| DATA FOR THIS EXERCISE |
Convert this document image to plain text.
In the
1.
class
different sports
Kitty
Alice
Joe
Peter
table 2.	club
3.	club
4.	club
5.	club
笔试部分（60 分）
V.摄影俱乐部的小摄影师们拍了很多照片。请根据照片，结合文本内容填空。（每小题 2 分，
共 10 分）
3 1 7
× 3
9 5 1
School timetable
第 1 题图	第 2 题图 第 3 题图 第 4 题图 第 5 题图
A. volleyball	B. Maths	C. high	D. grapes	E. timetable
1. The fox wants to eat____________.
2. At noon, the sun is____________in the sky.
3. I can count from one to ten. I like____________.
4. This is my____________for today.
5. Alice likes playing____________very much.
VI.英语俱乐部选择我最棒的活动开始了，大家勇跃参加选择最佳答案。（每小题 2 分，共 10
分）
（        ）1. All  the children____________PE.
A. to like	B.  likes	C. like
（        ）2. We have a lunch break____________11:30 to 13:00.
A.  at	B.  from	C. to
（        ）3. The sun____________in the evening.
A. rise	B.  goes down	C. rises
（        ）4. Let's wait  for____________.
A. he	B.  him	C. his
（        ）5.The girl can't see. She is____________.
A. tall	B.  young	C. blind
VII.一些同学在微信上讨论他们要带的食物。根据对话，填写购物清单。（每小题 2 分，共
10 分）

| GOAL |
Looking at the data above, show all lines where the word "from" occurs.

| FULL RESPONSE |
3. I can count from one to ten. I like____________.
A.  at	B.  from	C. to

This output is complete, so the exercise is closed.